Required work: Report each line of the data that has "University" somewhere in it.

Input for this task:
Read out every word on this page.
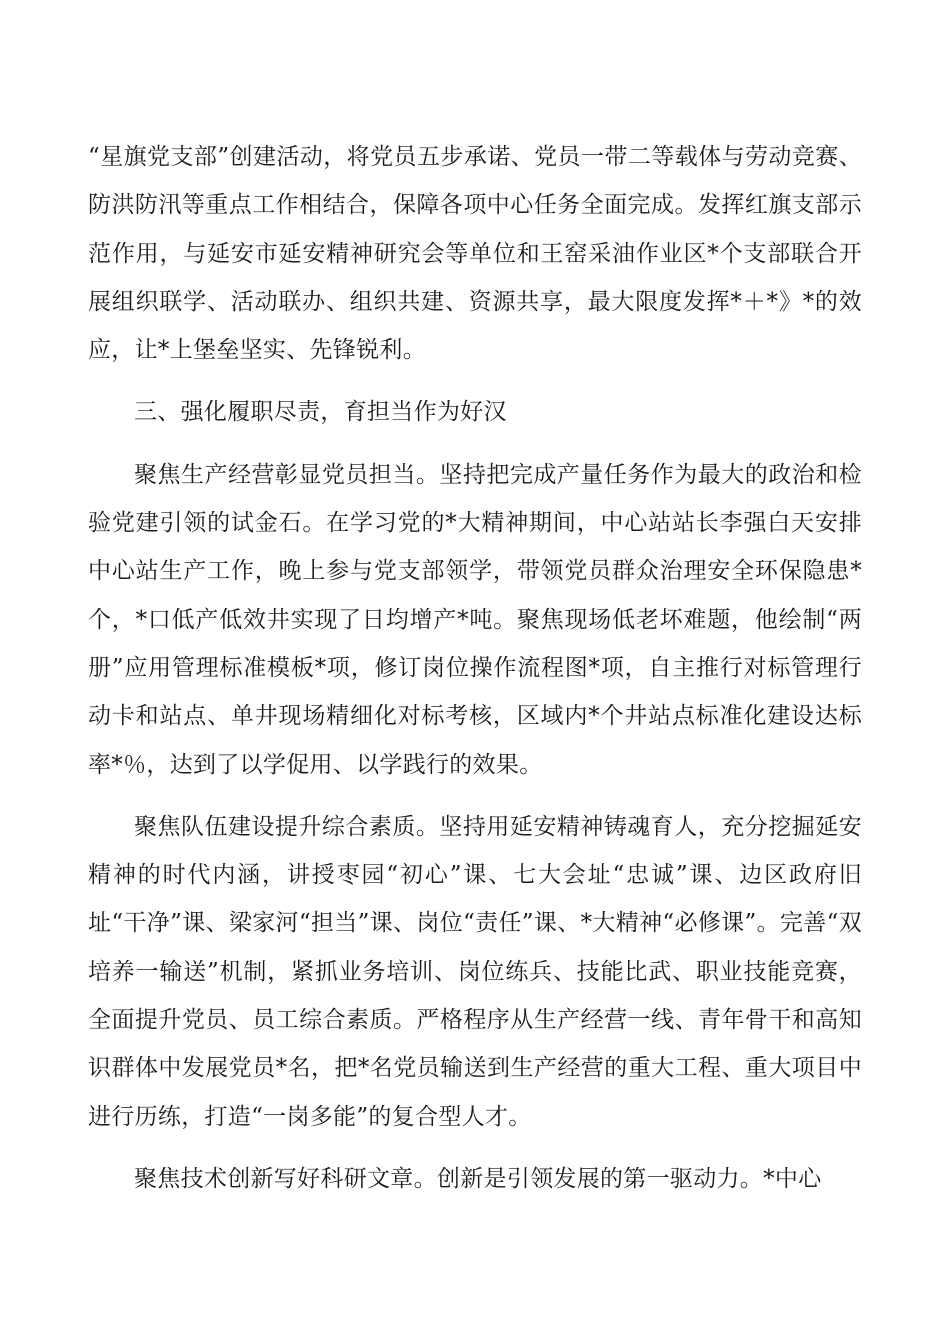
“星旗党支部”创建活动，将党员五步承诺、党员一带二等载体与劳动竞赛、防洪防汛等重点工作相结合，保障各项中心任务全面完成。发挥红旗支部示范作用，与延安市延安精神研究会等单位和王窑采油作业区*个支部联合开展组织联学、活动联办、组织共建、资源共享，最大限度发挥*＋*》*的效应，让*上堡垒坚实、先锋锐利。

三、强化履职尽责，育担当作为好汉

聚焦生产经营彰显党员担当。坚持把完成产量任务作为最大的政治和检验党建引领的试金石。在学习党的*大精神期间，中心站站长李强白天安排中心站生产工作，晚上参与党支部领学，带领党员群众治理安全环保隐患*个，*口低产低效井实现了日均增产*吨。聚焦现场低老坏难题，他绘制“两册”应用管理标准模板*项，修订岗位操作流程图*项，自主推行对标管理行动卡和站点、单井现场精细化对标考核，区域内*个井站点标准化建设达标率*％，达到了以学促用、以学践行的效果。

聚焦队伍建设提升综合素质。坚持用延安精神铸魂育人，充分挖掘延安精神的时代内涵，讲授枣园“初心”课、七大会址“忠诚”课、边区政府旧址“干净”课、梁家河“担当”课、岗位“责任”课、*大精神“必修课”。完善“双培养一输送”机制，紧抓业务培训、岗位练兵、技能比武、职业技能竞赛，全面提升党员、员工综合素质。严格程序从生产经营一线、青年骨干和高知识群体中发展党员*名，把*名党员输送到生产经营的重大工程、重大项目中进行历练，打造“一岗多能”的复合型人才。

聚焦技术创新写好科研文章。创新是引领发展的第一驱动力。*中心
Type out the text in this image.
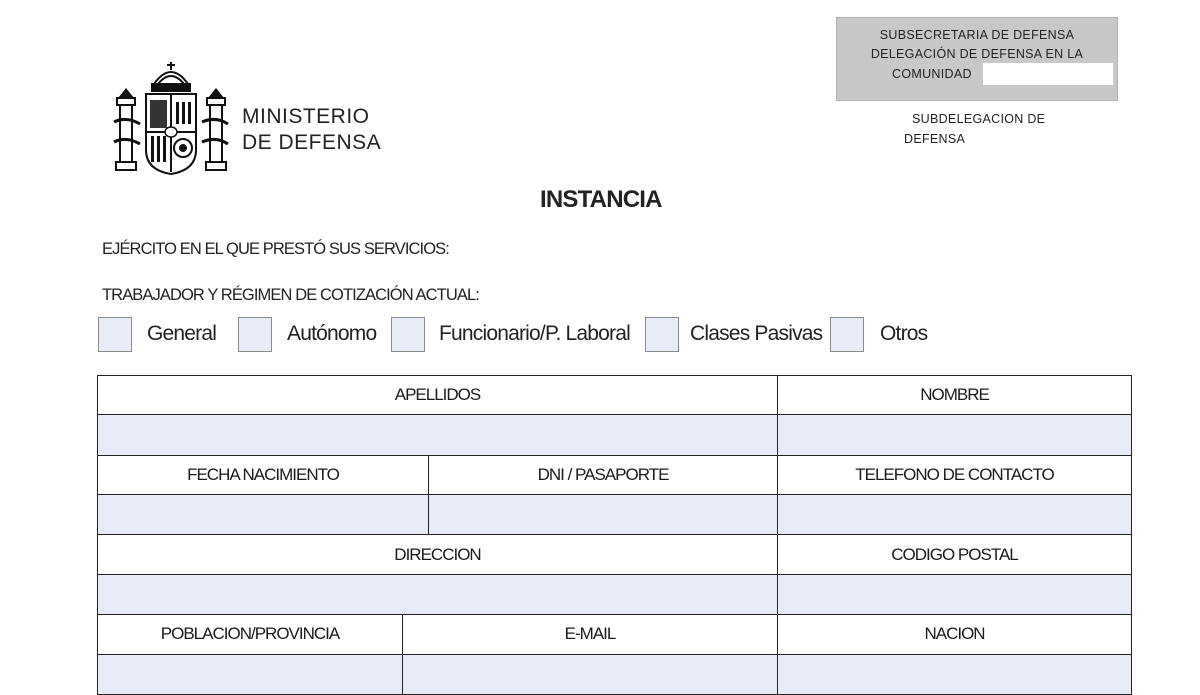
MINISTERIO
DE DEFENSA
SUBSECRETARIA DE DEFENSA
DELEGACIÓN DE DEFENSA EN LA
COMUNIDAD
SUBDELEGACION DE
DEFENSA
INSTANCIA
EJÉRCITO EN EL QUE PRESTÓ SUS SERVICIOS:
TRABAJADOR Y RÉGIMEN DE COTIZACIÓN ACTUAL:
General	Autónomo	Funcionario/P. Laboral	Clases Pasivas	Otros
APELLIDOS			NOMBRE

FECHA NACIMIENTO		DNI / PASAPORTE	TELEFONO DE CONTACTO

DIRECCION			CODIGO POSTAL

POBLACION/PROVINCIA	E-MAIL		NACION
* * *
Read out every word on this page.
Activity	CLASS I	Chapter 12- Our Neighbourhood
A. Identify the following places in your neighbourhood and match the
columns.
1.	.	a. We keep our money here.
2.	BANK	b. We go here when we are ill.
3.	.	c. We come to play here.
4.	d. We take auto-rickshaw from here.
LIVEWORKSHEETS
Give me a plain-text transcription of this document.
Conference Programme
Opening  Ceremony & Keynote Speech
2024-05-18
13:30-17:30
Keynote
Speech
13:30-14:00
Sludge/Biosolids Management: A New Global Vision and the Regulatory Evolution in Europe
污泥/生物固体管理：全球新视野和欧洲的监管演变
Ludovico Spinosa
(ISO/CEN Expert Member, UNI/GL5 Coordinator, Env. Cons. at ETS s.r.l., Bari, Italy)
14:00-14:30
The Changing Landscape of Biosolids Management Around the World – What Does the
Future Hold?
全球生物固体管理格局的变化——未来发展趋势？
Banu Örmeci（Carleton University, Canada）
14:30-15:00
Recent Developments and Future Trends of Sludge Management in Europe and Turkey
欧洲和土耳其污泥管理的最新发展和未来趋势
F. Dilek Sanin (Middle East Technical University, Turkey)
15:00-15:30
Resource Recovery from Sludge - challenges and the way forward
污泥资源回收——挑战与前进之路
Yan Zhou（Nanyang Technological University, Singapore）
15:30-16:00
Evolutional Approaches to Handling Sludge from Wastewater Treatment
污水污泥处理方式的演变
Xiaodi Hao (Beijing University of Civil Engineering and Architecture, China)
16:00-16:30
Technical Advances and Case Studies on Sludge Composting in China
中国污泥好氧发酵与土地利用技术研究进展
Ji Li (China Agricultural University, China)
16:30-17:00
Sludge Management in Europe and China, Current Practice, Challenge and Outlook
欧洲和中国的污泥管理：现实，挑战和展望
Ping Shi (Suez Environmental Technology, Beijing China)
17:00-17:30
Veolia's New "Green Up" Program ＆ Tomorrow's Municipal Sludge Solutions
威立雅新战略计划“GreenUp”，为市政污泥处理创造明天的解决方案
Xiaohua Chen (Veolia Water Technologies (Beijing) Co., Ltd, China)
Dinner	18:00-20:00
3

Right answer:
Banu Örmeci（Carleton University, Canada）
F. Dilek Sanin (Middle East Technical University, Turkey)
Yan Zhou（Nanyang Technological University, Singapore）
Xiaodi Hao (Beijing University of Civil Engineering and Architecture, China)
Ji Li (China Agricultural University, China)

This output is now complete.